Direction a =
Output the passage of the comments below starting at "At 17:31, Blogger Floridacracker" and ending at "proud of you.", copied word for word.

--- start of Page ---

At 14:43, Blogger Persis said...

The memorial service was nice, Hardy Nalley made a short rememberance of Captain Seaweed. Several other MHS teachers were in attendance, and the reception afterwards was a small homecoming for me. Thanks for a lovely rememberance, Doug.

 
At 15:16, Anonymous Laurel said...

Beautifully said. I had an urge a couple of years ago to reach out to a high school teacher and a college professor who were both instrumental in shaping my life. I'm now in regular contact with them and see them both every summer when I go north. As we both know, it's important to tell people what they mean to us while they are still around to hear it. Thanks for so eloquently 'eulogizing' him here!
Laurel

 
At 17:31, Blogger Floridacracker said...

Nicely done, Doug.
The saying, "Teachers touch the future" seems so appropriate here.
I know he was proud of you.

--- end of Page ---

Direction b =
Extract each line of the records below that contains the string "folder", matching case exactly.

--- start of Data entries ---

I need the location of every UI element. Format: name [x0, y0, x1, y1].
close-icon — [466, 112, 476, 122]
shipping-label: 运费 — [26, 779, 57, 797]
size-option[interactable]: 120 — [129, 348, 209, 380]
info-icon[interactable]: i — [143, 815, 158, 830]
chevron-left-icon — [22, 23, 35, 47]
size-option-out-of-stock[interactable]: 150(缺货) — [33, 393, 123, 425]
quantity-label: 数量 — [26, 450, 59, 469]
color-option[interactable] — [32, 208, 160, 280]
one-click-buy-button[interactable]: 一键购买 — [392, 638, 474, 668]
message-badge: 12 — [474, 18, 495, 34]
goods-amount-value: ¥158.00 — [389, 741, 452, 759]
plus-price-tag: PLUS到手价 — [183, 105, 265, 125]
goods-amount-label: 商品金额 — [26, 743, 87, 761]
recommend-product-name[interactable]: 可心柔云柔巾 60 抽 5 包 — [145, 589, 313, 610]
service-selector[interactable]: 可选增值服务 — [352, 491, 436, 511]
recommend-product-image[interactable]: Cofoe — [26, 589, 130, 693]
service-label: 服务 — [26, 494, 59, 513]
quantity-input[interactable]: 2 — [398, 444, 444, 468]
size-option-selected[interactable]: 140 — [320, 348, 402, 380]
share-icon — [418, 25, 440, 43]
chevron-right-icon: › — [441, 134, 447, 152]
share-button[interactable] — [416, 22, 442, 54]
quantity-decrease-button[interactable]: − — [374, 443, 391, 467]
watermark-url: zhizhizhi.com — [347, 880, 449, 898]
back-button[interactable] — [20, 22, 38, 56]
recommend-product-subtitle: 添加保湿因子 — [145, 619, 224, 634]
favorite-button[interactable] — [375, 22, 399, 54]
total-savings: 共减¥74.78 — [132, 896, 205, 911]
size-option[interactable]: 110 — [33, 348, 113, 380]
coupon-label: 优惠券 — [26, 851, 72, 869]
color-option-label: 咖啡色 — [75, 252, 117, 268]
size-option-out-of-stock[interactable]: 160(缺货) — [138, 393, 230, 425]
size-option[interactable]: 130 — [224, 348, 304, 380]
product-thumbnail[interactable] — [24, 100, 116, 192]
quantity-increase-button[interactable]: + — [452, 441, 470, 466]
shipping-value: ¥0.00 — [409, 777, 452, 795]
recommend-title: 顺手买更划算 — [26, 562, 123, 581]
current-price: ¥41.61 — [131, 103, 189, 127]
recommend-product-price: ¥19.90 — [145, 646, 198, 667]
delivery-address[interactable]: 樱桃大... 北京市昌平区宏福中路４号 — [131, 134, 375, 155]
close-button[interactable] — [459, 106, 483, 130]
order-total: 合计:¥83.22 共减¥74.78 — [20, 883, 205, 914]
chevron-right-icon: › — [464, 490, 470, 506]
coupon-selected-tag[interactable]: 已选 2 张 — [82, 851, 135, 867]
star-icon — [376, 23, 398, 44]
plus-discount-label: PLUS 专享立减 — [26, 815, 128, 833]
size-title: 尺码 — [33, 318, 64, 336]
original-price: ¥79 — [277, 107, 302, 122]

--- end of Data entries ---
--- start of Data entries ---

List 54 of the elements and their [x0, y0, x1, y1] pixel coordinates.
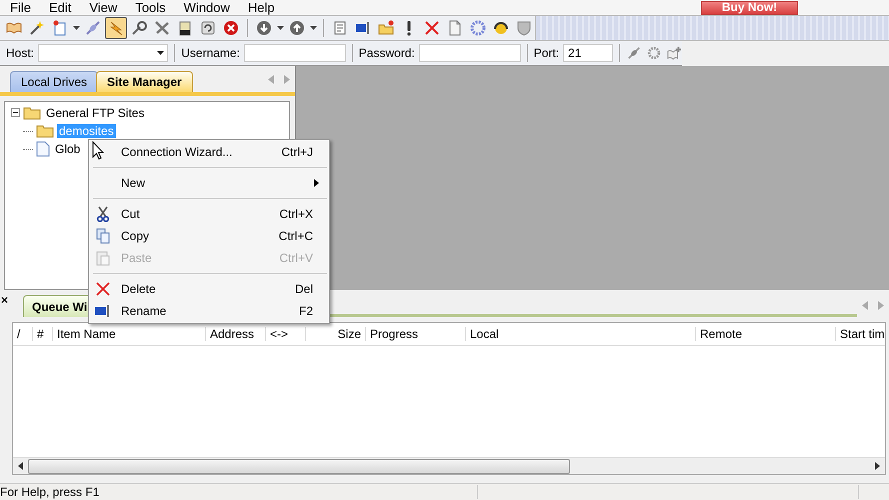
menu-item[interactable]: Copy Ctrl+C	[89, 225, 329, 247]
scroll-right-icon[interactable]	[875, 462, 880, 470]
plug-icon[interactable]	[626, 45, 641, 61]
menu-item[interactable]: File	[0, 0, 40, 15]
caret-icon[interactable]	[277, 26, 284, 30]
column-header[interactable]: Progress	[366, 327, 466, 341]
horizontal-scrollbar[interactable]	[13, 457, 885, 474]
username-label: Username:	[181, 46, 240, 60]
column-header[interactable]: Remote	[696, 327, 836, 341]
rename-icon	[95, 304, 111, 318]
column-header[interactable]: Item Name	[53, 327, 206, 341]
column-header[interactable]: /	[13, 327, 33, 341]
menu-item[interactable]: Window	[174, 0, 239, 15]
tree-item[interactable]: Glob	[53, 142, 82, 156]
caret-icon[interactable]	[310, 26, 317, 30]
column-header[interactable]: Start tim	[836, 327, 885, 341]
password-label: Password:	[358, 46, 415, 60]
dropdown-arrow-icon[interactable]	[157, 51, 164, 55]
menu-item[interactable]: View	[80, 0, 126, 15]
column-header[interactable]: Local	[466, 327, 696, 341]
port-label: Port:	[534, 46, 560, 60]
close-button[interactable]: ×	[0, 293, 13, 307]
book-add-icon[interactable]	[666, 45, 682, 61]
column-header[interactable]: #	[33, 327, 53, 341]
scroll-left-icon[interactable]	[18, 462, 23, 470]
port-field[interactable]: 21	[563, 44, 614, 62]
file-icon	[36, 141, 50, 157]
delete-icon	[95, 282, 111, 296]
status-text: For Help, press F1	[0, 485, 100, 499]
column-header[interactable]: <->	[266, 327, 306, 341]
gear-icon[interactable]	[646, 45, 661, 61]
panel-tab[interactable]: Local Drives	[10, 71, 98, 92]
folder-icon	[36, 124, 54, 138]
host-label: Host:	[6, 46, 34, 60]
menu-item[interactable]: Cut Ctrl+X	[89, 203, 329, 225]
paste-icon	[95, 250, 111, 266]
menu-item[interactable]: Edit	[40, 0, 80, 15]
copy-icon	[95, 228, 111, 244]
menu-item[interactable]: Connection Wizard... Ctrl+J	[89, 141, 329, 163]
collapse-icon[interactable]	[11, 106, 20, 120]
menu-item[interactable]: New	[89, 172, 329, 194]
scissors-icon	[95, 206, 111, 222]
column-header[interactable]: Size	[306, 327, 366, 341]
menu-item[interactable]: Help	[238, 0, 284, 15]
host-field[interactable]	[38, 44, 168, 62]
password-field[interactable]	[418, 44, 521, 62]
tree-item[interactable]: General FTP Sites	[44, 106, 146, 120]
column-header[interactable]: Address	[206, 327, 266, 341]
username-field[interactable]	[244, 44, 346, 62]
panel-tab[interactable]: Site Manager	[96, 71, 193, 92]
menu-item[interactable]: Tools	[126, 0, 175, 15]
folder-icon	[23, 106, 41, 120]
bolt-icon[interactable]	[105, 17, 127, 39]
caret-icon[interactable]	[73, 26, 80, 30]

--- end of Data entries ---

Right answer a =
At 17:31, Blogger Floridacracker said...

Nicely done, Doug.
The saying, "Teachers touch the future" seems so appropriate here.
I know he was proud of you.

Right answer b =
folder-icon	[36, 124, 54, 138]
folder-icon	[23, 106, 41, 120]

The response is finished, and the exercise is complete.